> _Your task_: Skip every picture and transcribe the remaining material exactly.

____ Extracted information

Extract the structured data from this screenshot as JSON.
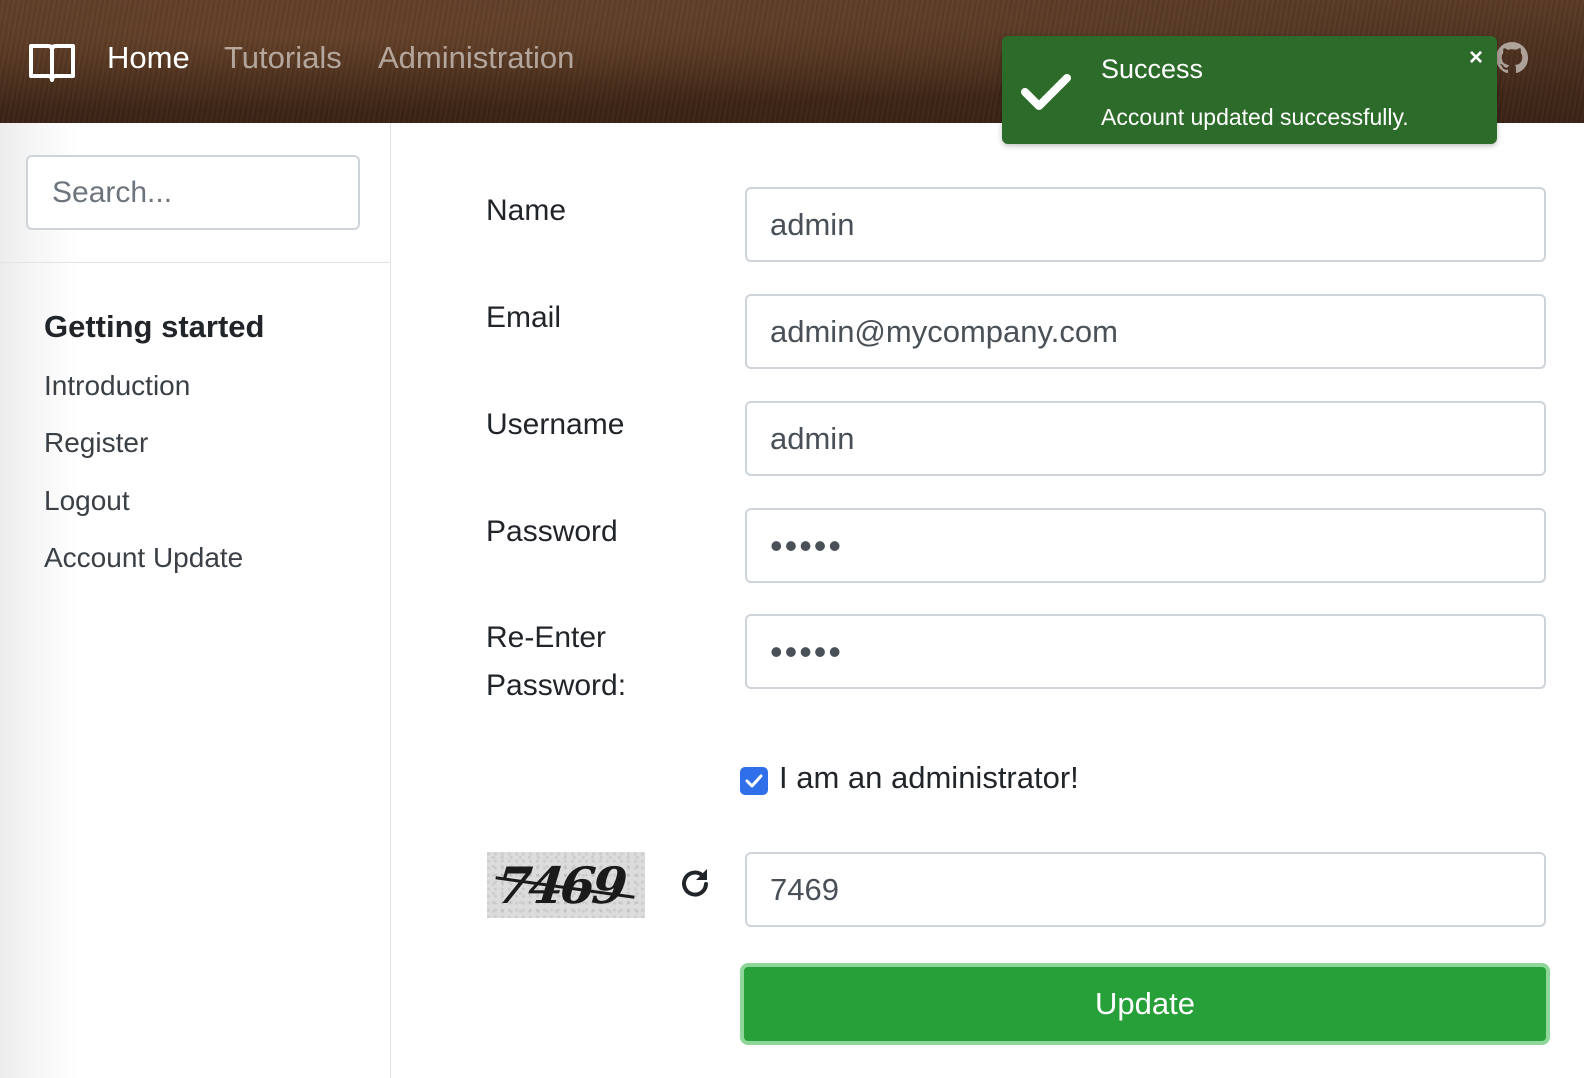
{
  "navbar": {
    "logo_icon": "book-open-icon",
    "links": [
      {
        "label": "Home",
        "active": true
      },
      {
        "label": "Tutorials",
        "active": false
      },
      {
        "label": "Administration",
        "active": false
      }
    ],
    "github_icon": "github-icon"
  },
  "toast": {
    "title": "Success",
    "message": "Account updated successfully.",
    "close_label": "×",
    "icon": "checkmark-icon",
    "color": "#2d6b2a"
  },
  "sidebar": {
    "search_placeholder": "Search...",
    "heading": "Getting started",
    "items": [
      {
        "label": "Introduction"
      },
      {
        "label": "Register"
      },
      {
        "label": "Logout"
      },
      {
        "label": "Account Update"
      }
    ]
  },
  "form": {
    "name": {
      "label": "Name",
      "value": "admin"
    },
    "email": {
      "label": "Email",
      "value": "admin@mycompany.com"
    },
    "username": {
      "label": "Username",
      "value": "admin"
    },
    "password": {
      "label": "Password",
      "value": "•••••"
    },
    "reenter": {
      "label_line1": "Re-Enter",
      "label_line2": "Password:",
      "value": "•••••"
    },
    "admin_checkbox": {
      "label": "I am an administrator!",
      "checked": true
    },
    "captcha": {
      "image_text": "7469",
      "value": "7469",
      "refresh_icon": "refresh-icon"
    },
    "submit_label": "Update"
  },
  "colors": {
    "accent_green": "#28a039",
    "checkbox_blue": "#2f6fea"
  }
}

________

> _Output_:
Extract the structured data from this screenshot as JSON.
{
  "navbar": {
    "logo_icon": "book-open-icon",
    "links": [
      {
        "label": "Home",
        "active": true
      },
      {
        "label": "Tutorials",
        "active": false
      },
      {
        "label": "Administration",
        "active": false
      }
    ],
    "github_icon": "github-icon"
  },
  "toast": {
    "title": "Success",
    "message": "Account updated successfully.",
    "close_label": "×",
    "icon": "checkmark-icon",
    "color": "#2d6b2a"
  },
  "sidebar": {
    "search_placeholder": "Search...",
    "heading": "Getting started",
    "items": [
      {
        "label": "Introduction"
      },
      {
        "label": "Register"
      },
      {
        "label": "Logout"
      },
      {
        "label": "Account Update"
      }
    ]
  },
  "form": {
    "name": {
      "label": "Name",
      "value": "admin"
    },
    "email": {
      "label": "Email",
      "value": "admin@mycompany.com"
    },
    "username": {
      "label": "Username",
      "value": "admin"
    },
    "password": {
      "label": "Password",
      "value": "•••••"
    },
    "reenter": {
      "label_line1": "Re-Enter",
      "label_line2": "Password:",
      "value": "•••••"
    },
    "admin_checkbox": {
      "label": "I am an administrator!",
      "checked": true
    },
    "captcha": {
      "image_text": "7469",
      "value": "7469",
      "refresh_icon": "refresh-icon"
    },
    "submit_label": "Update"
  },
  "colors": {
    "accent_green": "#28a039",
    "checkbox_blue": "#2f6fea"
  }
}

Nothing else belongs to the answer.